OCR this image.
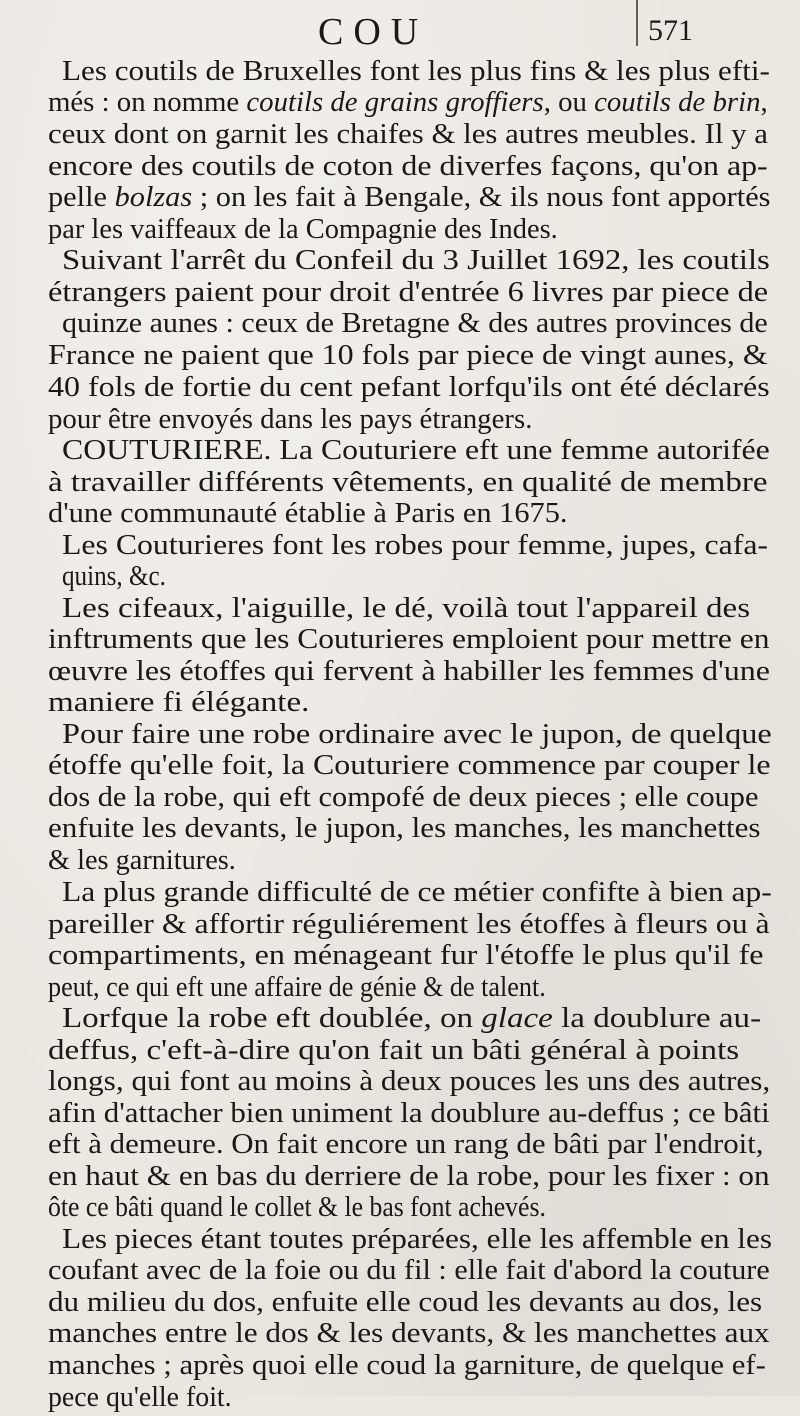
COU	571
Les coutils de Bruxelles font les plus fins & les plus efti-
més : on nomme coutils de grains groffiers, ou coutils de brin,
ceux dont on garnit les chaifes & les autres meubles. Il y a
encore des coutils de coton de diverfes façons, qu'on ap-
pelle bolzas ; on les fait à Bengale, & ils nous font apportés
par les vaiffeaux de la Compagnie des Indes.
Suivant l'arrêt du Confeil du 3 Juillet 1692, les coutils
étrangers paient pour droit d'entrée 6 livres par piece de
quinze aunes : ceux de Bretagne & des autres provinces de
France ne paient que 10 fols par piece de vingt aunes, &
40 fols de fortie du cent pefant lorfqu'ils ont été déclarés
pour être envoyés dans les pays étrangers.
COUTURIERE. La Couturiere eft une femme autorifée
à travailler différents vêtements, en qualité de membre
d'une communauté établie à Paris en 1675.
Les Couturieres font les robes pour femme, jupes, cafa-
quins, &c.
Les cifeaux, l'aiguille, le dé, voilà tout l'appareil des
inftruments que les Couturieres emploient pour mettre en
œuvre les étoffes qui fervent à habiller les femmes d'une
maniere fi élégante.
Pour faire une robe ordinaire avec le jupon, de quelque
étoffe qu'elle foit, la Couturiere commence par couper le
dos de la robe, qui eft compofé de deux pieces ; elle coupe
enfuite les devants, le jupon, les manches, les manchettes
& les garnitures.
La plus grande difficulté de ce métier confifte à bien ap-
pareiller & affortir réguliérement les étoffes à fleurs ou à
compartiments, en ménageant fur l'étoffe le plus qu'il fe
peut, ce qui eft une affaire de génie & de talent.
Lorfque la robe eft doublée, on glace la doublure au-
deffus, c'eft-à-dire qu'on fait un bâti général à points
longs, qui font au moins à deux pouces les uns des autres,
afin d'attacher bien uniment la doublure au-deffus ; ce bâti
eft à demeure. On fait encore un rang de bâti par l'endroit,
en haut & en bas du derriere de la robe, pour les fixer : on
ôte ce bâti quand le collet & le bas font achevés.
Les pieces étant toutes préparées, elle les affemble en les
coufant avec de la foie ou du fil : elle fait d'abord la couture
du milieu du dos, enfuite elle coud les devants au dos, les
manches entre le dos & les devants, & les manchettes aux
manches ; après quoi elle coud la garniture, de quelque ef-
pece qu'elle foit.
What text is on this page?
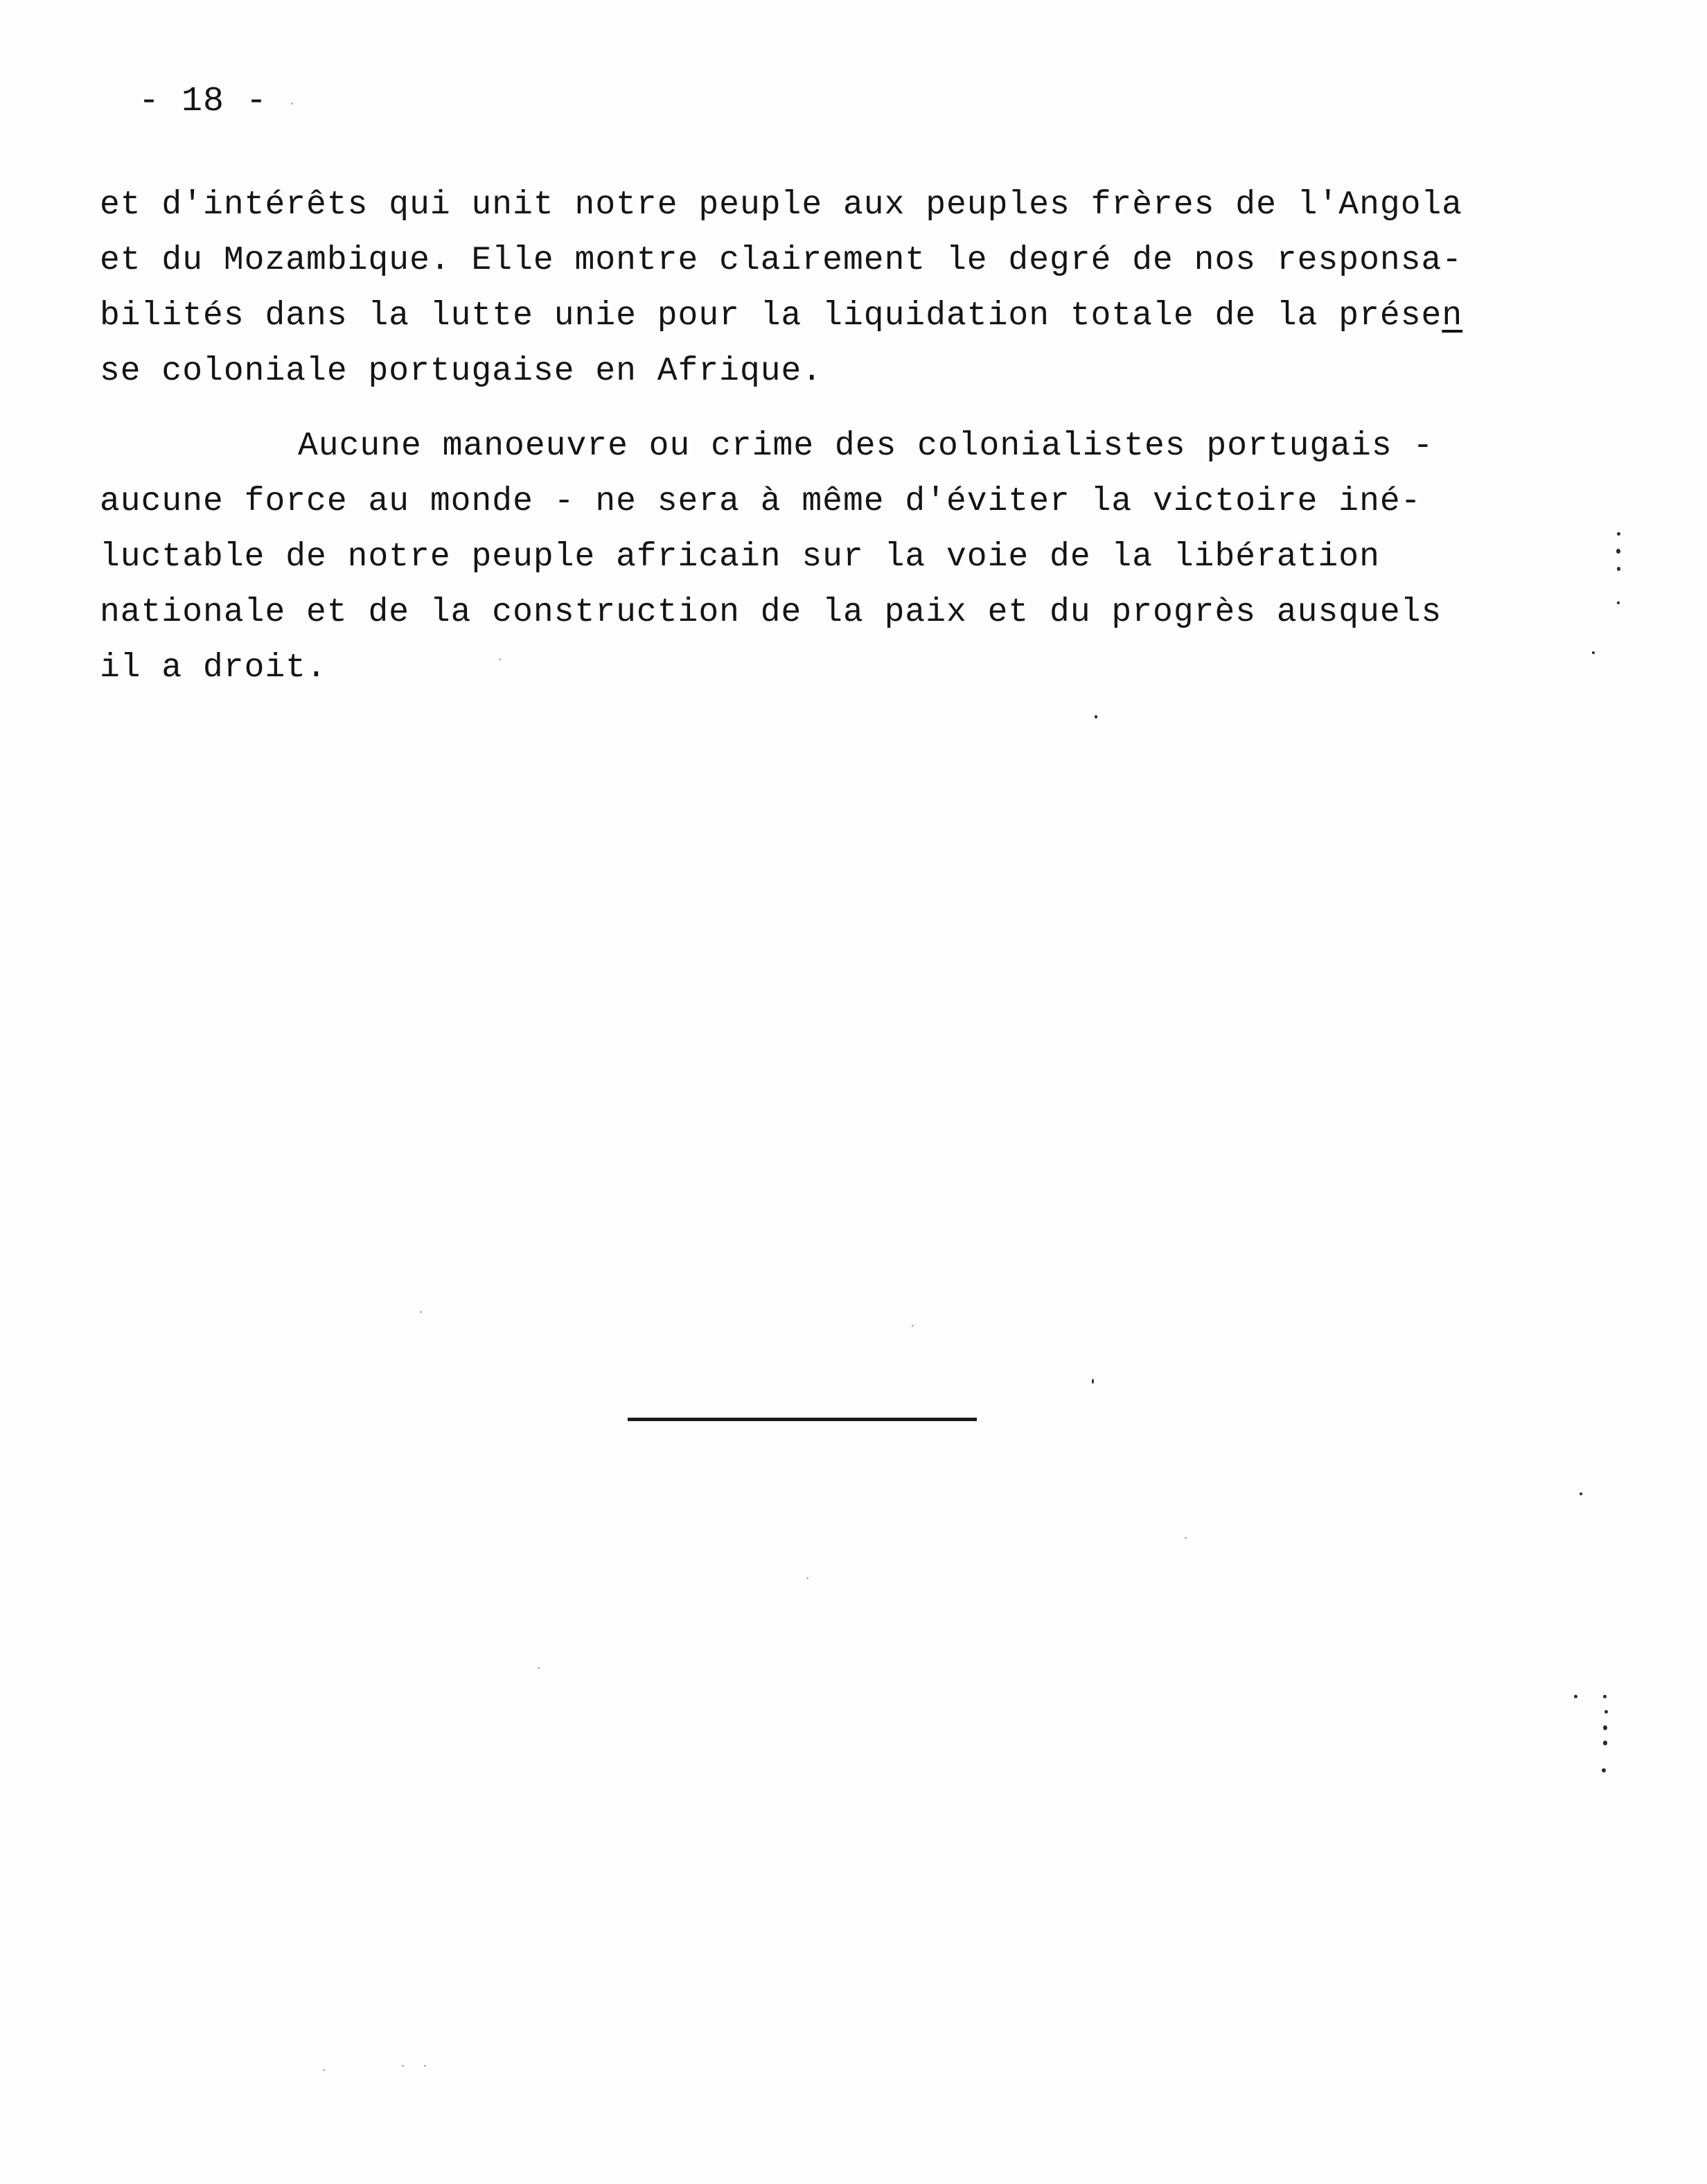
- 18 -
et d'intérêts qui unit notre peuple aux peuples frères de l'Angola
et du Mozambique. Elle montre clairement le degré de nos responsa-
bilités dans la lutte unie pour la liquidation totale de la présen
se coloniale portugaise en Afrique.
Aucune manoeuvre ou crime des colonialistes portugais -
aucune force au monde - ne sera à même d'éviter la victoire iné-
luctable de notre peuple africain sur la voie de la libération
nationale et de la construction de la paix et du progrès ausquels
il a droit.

--------------------------------------------------

• **GIVEN INSTRUCTION**: State how many lines of the listing above include the word "encore". Give nothing but the number.

• **TASK OUTPUT**: 2